What is expected: Consider the records below. How many of their lines include the word "this"? State the number and nothing else.

Records for the task:
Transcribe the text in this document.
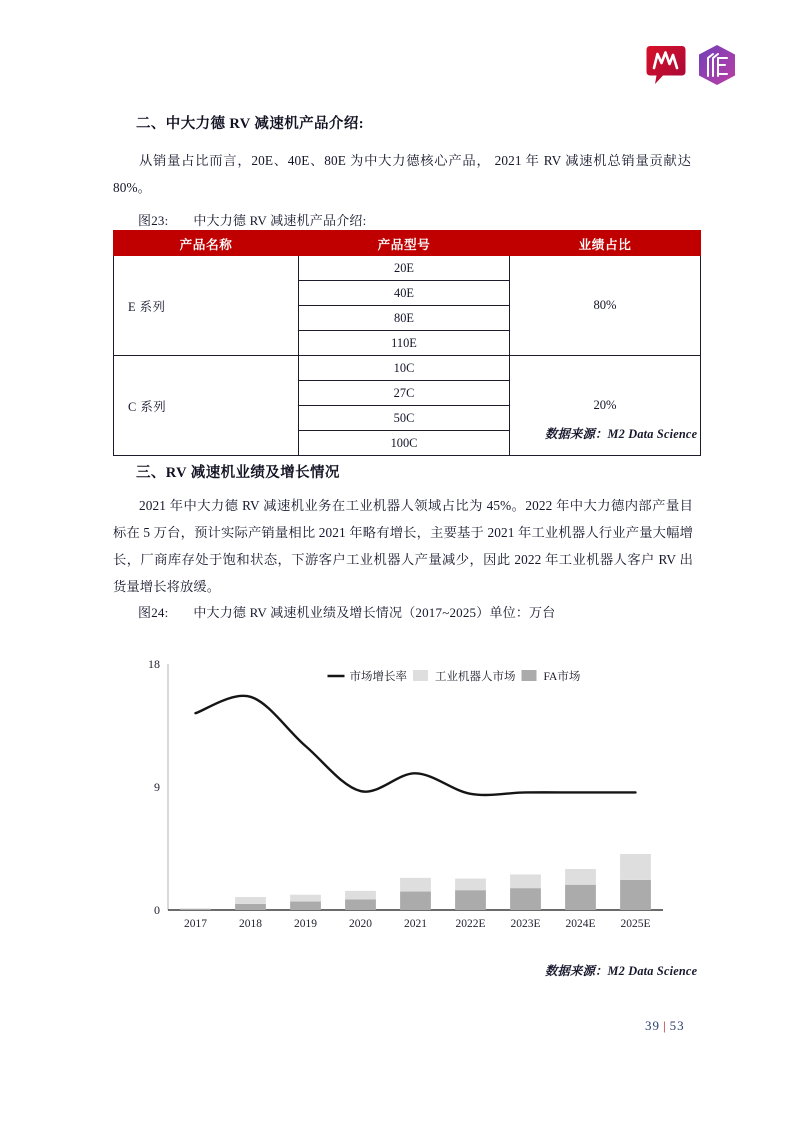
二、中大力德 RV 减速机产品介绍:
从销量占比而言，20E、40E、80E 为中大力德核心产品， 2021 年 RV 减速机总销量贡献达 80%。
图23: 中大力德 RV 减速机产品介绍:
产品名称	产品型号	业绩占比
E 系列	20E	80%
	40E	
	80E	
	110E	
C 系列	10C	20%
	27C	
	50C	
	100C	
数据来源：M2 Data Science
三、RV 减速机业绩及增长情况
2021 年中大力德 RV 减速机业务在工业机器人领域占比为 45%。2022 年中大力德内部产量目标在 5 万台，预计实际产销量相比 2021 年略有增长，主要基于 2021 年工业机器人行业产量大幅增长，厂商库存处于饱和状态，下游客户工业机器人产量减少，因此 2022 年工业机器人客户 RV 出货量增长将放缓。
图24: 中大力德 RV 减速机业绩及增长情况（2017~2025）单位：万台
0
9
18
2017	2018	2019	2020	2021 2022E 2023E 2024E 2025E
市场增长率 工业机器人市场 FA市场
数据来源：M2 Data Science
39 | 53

* * *

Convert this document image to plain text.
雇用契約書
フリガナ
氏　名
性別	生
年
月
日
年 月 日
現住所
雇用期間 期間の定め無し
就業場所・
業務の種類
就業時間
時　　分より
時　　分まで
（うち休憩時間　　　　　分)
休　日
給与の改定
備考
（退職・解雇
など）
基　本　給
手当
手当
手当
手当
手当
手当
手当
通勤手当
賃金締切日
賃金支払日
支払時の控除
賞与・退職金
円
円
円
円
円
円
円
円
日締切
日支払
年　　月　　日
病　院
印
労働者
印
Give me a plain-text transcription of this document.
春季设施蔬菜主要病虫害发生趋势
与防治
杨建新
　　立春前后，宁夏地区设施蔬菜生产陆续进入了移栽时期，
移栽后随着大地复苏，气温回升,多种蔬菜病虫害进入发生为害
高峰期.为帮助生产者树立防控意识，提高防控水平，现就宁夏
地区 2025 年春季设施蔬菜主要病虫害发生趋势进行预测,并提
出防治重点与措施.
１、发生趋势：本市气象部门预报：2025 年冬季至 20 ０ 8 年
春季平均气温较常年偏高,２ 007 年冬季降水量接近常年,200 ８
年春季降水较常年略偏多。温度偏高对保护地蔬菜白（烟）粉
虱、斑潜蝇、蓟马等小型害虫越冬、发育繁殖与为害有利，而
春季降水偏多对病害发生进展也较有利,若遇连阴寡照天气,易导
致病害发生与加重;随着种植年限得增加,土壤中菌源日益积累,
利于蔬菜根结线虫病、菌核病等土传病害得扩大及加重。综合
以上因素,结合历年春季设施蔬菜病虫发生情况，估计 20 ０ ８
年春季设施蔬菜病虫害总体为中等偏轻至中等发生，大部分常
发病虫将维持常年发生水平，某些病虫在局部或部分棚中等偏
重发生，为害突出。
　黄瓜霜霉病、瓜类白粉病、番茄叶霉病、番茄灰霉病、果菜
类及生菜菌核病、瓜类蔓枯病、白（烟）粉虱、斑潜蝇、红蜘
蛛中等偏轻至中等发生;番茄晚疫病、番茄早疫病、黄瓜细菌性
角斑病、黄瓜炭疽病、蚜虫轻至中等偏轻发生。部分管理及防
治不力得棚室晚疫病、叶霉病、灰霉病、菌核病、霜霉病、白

Response below: 3